**REQUIRED WORK**:
[1] Reproduce word for word the stretch of the post on Web API and CORS from "Some calls never" through "make this work.".
[2] In the post on Web API and CORS, why won't testing with IE8 reveal the CORS issues?

**EXCERPT TO READ**:

I have been working on a project that is using .Net 4.0 and MVC 4 with Web API. Web API is great and provides a lot of great functionality easily. We have needed to call our Web API from another domain though which introduces Cross Origin Resource Sharing (CORS) issues. Web API in 4.0 does not really support this so it has been causes us issues, you can configure IIS to work with it pretty easily.. In later version it will support it better. See the following links:

Web API VS 2013 (.Net 4.5 and later)

http://aspnetwebstack.codeplex.com/

Enabling Cross-Origin Requests in ASP.NET Web API

ASP.NET Web API: CORS support and Attribute Based Routing Improvements

However, if you are using 4.0 that is not much help to you. We have had to push through a few issues on this front. If you are testing with IE8 you will not see them as it does not care about CORS issues. If it is working in IE but not working in Chrome or FireFox here are some issues we have been working through:

 

Some calls return data others do not

Be default Web returns both XML and JSON formatted objects. If you are doing a browser based request (especially in Chrome) the default request asks for XML back. Look at what type of objects you are returning. If you are returning an complex type that holds a complex type this can cause an issue. The embedded complex types may need serialization defined for them. Or you can just remove the XML serializor which forces the response to be JSON instead of XML.

In the WebAPIConfig.cs Register method:

//Remove XML formatting 
config.Formatters.Remove(config.Formatters.XmlFormatter);
 

Some calls never get to the API

If you are seeing your calls in a cancelled state (Chrome inspector or fiddler) this means you are having CORS issues. This means the browser sees that you are trying to request data from the client side from a different domain. Keep in mind here that domain means different website. So just because you have test1.mysite.com  and test2.mysite.com (same domain different sub domain) it does not mean you are good. If those two sites are hosted in different webservers or different sites in IIS. Here are some sites with solutions on what you need to setup to make this work.

Web API, JavaScript, Chrome & Cross-Origin Resource Sharing

jQuery, CORS, JSON (without padding) and authentication issues

Using CORS to access ASP.NET services across domains

http://www.w3.org/TR/access-control/#origin-request-header

HTTP Cookies and Ajax requests over HTTPS

Here is an example AJAX call I setup that works.

var xhr = new XMLHttpRequest();
 
$.ajax( {
  method: "POST",
  url: form.attr( 'action' ),
  data: form.serialize(),
  xhrFields: {withCredentials: true},      
    cache: false,
    async:true,
  dataType: "application/x-www-form-urlencoded",
  success: function( response )

Page layout parsing data:
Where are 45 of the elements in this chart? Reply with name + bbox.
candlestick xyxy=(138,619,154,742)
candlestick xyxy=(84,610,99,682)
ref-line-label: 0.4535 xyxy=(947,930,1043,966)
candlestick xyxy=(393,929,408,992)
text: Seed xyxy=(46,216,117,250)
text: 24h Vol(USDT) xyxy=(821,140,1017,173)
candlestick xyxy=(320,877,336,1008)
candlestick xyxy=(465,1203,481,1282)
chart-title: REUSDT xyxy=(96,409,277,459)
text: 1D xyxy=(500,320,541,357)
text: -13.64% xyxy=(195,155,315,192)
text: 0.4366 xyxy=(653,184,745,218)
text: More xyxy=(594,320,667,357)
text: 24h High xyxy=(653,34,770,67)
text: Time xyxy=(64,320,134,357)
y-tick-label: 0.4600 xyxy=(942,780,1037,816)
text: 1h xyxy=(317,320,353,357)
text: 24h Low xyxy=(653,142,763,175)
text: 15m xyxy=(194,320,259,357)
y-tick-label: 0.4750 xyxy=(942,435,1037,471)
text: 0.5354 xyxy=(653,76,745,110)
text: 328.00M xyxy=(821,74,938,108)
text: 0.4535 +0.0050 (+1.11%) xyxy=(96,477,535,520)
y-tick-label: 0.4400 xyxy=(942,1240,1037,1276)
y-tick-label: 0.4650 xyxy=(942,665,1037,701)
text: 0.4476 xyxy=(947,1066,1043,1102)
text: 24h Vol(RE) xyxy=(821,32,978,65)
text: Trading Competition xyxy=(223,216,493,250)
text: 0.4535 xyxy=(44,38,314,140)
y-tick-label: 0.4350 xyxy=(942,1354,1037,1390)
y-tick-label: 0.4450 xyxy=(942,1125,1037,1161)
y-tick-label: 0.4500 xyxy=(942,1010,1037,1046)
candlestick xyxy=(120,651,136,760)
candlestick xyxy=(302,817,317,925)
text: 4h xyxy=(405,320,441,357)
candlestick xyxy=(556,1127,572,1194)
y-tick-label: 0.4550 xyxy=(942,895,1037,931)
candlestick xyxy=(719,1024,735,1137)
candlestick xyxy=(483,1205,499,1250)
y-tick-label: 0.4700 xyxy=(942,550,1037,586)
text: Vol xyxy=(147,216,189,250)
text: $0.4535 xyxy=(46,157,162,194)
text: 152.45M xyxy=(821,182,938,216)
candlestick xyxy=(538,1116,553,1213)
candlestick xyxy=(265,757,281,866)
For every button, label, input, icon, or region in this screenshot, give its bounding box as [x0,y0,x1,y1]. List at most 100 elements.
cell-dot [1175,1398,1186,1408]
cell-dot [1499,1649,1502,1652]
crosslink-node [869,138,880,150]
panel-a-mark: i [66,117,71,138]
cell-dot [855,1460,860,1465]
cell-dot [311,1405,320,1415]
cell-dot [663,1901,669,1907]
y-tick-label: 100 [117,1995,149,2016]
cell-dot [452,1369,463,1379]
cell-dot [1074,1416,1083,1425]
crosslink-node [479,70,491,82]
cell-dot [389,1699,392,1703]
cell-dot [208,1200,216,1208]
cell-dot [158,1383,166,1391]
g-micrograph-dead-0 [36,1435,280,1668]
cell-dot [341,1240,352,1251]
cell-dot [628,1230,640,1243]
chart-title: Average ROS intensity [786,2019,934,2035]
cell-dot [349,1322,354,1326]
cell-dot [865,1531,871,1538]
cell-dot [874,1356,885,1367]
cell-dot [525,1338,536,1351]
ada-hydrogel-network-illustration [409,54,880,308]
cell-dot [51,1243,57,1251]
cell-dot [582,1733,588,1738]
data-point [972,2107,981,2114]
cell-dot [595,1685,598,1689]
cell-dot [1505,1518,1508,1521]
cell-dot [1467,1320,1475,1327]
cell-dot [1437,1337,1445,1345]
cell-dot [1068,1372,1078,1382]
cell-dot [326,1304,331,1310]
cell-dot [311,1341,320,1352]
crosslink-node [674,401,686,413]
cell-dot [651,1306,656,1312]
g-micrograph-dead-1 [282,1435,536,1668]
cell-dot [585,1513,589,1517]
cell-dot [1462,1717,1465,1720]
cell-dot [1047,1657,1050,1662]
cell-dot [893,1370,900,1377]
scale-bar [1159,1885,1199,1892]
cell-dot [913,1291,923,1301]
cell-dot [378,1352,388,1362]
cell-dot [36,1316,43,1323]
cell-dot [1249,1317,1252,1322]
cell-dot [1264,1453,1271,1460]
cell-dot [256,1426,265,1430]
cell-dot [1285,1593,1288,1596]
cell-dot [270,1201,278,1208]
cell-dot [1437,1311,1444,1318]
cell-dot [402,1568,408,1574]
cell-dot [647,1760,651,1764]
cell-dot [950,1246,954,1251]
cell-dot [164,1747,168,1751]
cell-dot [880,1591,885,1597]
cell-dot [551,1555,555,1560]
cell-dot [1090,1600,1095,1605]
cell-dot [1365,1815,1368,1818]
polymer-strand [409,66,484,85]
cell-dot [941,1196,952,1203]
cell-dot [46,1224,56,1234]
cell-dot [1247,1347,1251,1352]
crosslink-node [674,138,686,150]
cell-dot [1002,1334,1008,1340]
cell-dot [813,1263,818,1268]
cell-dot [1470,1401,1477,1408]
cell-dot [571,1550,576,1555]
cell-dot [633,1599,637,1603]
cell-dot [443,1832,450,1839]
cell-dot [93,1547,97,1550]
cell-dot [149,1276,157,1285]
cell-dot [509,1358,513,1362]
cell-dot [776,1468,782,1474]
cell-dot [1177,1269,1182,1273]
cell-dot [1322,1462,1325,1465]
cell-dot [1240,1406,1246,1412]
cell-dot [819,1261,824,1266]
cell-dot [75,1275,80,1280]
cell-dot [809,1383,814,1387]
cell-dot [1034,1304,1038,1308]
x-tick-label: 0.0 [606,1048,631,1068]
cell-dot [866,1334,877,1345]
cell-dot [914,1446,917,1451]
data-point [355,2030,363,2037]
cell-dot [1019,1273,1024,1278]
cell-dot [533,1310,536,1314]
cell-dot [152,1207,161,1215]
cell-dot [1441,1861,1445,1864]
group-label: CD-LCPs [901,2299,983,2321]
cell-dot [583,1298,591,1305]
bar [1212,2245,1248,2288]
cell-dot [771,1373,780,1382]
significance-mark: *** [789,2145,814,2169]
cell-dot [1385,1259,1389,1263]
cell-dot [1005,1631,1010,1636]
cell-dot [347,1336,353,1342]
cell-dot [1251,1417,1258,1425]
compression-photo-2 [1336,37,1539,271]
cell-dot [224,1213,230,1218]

**RESPONSES PER TASK**:
[1]
Some calls never get to the API

If you are seeing your calls in a cancelled state (Chrome inspector or fiddler) this means you are having CORS issues. This means the browser sees that you are trying to request data from the client side from a different domain. Keep in mind here that domain means different website. So just because you have test1.mysite.com  and test2.mysite.com (same domain different sub domain) it does not mean you are good. If those two sites are hosted in different webservers or different sites in IIS. Here are some sites with solutions on what you need to setup to make this work.

[2] IE8 does not care about CORS issues.